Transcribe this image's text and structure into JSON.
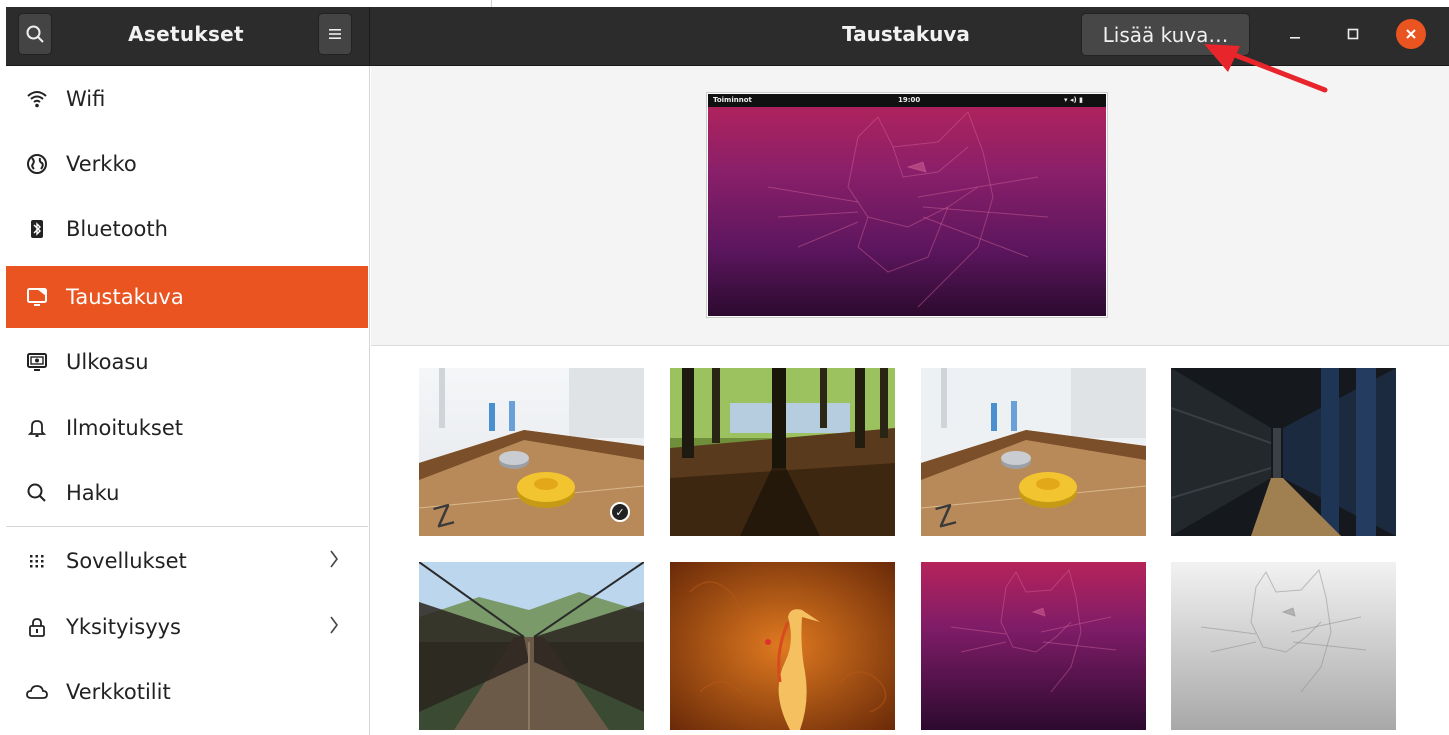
{
  "header": {
    "app_title": "Asetukset",
    "page_title": "Taustakuva",
    "add_image_label": "Lisää kuva…"
  },
  "sidebar": {
    "items": [
      {
        "label": "Wifi",
        "icon": "wifi-icon"
      },
      {
        "label": "Verkko",
        "icon": "globe-icon"
      },
      {
        "label": "Bluetooth",
        "icon": "bluetooth-icon"
      },
      {
        "label": "Taustakuva",
        "icon": "monitor-icon",
        "active": true
      },
      {
        "label": "Ulkoasu",
        "icon": "appearance-icon"
      },
      {
        "label": "Ilmoitukset",
        "icon": "bell-icon"
      },
      {
        "label": "Haku",
        "icon": "search-icon"
      },
      {
        "label": "Sovellukset",
        "icon": "apps-grid-icon",
        "chevron": true
      },
      {
        "label": "Yksityisyys",
        "icon": "lock-icon",
        "chevron": true
      },
      {
        "label": "Verkkotilit",
        "icon": "cloud-icon"
      }
    ]
  },
  "preview": {
    "topbar_left": "Toiminnot",
    "topbar_time": "19:00"
  },
  "wallpapers": [
    {
      "name": "table-with-pucks",
      "selected": true
    },
    {
      "name": "forest-trees"
    },
    {
      "name": "table-with-pucks-2"
    },
    {
      "name": "subway-station"
    },
    {
      "name": "suspension-bridge"
    },
    {
      "name": "orange-bird"
    },
    {
      "name": "purple-cat"
    },
    {
      "name": "grey-cat"
    }
  ],
  "colors": {
    "accent": "#e95420",
    "header_bg": "#2c2c2c",
    "annotation_arrow": "#e8252b"
  }
}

Your objective: Pictures are not part of the copy; reproduce everything else in the records exactly.

Exercise output:
Transcribe this image's text and structure into JSON.
{
  "header": {
    "app_title": "Asetukset",
    "page_title": "Taustakuva",
    "add_image_label": "Lisää kuva…"
  },
  "sidebar": {
    "items": [
      {
        "label": "Wifi",
        "icon": "wifi-icon"
      },
      {
        "label": "Verkko",
        "icon": "globe-icon"
      },
      {
        "label": "Bluetooth",
        "icon": "bluetooth-icon"
      },
      {
        "label": "Taustakuva",
        "icon": "monitor-icon",
        "active": true
      },
      {
        "label": "Ulkoasu",
        "icon": "appearance-icon"
      },
      {
        "label": "Ilmoitukset",
        "icon": "bell-icon"
      },
      {
        "label": "Haku",
        "icon": "search-icon"
      },
      {
        "label": "Sovellukset",
        "icon": "apps-grid-icon",
        "chevron": true
      },
      {
        "label": "Yksityisyys",
        "icon": "lock-icon",
        "chevron": true
      },
      {
        "label": "Verkkotilit",
        "icon": "cloud-icon"
      }
    ]
  },
  "preview": {
    "topbar_left": "Toiminnot",
    "topbar_time": "19:00"
  },
  "wallpapers": [
    {
      "name": "table-with-pucks",
      "selected": true
    },
    {
      "name": "forest-trees"
    },
    {
      "name": "table-with-pucks-2"
    },
    {
      "name": "subway-station"
    },
    {
      "name": "suspension-bridge"
    },
    {
      "name": "orange-bird"
    },
    {
      "name": "purple-cat"
    },
    {
      "name": "grey-cat"
    }
  ],
  "colors": {
    "accent": "#e95420",
    "header_bg": "#2c2c2c",
    "annotation_arrow": "#e8252b"
  }
}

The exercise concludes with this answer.